## YOUR INSTRUCTIONS
Copy each line in the data that includes the word "Control".

## Records that describe figures
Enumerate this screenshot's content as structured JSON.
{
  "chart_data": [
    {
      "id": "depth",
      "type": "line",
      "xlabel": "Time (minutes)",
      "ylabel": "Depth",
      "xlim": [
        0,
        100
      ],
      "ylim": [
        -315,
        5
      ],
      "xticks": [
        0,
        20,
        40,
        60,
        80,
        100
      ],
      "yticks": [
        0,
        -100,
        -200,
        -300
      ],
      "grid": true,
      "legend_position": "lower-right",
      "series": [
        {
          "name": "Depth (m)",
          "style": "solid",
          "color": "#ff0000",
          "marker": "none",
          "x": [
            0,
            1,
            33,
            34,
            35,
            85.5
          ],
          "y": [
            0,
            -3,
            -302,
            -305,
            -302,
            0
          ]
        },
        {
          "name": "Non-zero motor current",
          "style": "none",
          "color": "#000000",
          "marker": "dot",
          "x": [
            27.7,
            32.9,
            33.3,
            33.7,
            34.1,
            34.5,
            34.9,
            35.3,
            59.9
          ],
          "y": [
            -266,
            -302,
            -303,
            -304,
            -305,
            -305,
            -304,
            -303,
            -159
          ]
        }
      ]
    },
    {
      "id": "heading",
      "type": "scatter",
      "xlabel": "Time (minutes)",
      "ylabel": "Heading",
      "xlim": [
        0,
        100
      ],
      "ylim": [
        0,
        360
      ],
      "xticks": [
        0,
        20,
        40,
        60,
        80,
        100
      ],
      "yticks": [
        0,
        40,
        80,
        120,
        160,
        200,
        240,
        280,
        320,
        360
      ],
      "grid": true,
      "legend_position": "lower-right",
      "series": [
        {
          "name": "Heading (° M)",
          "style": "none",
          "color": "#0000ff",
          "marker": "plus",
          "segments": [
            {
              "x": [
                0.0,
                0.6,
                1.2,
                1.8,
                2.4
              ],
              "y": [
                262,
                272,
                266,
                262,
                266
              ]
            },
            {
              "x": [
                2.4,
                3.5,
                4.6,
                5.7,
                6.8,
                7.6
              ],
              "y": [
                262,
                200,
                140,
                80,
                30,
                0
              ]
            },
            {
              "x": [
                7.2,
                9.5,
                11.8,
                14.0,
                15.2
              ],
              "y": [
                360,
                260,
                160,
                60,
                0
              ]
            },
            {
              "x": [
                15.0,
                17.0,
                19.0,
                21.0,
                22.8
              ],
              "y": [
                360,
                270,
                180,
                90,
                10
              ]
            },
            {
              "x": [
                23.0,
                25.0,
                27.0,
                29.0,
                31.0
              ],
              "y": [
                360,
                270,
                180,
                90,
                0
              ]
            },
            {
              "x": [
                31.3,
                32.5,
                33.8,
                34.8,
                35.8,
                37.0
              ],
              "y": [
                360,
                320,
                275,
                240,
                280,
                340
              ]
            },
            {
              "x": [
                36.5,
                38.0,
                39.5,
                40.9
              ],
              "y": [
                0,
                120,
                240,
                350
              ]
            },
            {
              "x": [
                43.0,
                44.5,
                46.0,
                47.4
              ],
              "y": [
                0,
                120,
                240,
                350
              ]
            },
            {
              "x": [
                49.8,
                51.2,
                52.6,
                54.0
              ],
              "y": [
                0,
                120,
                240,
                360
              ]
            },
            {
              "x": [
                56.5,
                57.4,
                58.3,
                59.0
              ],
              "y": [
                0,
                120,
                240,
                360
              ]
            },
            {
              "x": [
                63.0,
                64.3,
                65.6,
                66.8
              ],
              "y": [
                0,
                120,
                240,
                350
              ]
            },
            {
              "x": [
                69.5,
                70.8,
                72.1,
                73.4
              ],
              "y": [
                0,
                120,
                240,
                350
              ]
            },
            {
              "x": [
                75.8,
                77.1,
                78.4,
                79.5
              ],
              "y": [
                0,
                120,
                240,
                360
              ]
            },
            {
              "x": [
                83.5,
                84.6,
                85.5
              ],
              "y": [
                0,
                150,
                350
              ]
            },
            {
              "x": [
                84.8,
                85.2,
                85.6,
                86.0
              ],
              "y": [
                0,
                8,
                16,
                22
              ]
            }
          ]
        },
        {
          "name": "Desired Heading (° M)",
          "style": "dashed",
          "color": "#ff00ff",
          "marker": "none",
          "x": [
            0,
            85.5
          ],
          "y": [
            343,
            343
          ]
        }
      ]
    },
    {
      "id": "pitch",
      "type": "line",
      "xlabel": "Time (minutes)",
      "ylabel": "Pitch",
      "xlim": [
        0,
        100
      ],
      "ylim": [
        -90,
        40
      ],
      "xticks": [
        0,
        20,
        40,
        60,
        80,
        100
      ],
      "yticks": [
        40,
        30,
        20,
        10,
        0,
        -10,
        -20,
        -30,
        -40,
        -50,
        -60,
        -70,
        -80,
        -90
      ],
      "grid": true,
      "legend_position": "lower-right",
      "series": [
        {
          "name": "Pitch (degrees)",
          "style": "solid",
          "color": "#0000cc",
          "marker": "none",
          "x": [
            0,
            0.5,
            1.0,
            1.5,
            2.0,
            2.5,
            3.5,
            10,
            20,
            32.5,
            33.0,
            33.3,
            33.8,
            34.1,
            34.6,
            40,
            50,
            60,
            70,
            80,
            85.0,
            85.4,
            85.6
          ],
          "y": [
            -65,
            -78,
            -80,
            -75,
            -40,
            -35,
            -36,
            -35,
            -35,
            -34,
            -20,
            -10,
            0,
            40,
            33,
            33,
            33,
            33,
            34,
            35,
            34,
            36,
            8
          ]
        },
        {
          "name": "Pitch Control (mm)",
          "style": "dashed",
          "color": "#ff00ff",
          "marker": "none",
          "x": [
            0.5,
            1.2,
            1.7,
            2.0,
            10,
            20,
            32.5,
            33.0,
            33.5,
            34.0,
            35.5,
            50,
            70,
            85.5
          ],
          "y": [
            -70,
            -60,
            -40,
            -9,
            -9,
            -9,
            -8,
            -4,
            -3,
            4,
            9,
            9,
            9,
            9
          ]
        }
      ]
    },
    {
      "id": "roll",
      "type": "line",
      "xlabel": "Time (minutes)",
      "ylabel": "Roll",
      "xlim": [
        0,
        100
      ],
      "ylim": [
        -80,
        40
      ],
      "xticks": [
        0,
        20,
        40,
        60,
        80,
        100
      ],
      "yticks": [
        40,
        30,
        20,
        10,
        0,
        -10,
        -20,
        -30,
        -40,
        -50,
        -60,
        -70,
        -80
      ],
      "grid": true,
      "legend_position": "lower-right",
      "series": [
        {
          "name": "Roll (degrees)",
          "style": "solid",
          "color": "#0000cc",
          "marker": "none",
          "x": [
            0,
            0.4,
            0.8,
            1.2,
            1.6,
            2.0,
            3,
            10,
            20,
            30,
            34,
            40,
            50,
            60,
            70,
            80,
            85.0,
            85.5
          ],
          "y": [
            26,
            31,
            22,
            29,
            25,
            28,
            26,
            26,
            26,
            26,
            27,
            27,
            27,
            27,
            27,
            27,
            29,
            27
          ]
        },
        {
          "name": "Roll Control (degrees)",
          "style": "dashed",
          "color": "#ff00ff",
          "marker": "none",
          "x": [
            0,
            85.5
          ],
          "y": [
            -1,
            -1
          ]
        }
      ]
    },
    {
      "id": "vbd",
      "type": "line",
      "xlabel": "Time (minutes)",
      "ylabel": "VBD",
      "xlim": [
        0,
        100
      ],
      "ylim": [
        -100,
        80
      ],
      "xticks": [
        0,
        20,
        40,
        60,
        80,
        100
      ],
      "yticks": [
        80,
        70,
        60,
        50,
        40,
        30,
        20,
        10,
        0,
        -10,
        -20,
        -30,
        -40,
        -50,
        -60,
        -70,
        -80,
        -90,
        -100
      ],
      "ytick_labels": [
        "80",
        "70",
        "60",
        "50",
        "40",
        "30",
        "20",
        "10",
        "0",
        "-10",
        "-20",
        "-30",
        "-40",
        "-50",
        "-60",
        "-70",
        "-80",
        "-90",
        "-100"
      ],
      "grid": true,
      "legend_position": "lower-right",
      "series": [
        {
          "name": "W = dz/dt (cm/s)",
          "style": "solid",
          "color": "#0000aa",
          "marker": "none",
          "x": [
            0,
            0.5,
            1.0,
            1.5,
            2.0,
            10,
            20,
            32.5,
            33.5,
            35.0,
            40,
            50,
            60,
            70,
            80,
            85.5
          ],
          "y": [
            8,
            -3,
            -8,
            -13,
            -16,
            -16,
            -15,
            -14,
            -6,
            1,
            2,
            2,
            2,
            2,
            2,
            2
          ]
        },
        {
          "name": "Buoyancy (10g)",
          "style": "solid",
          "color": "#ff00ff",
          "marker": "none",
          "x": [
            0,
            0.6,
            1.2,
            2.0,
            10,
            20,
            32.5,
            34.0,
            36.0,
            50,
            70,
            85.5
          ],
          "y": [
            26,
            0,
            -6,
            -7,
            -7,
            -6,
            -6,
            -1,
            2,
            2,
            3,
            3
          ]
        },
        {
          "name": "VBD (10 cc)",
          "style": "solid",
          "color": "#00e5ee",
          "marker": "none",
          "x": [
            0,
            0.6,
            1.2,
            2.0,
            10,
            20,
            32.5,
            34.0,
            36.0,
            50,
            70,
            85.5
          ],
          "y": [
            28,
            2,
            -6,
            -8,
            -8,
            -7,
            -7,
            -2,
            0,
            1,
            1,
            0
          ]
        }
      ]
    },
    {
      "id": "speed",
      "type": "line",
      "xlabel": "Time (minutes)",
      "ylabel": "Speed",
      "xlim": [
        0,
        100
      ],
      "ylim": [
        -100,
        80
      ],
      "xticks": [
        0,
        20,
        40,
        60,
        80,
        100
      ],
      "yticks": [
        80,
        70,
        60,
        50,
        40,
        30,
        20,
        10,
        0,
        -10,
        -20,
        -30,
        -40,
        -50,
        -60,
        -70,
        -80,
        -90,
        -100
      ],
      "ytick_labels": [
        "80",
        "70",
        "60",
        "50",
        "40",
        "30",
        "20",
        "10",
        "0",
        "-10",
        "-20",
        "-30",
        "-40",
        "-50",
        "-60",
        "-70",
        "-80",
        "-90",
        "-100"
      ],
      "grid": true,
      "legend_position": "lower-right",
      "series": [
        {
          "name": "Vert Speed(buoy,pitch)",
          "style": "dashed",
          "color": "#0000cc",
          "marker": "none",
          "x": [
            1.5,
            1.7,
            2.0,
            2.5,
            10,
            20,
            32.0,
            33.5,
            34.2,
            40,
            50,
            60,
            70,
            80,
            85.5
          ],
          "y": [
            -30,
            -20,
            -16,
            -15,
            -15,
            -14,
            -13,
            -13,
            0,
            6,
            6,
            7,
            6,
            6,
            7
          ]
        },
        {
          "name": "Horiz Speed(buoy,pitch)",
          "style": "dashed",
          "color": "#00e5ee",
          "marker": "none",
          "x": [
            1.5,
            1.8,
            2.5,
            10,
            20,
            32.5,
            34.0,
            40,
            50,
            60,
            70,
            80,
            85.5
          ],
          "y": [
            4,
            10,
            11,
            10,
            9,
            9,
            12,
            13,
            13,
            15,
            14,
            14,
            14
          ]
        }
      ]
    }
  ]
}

## WRITTEN SOLUTION
          "name": "Pitch Control (mm)",
          "name": "Roll Control (degrees)",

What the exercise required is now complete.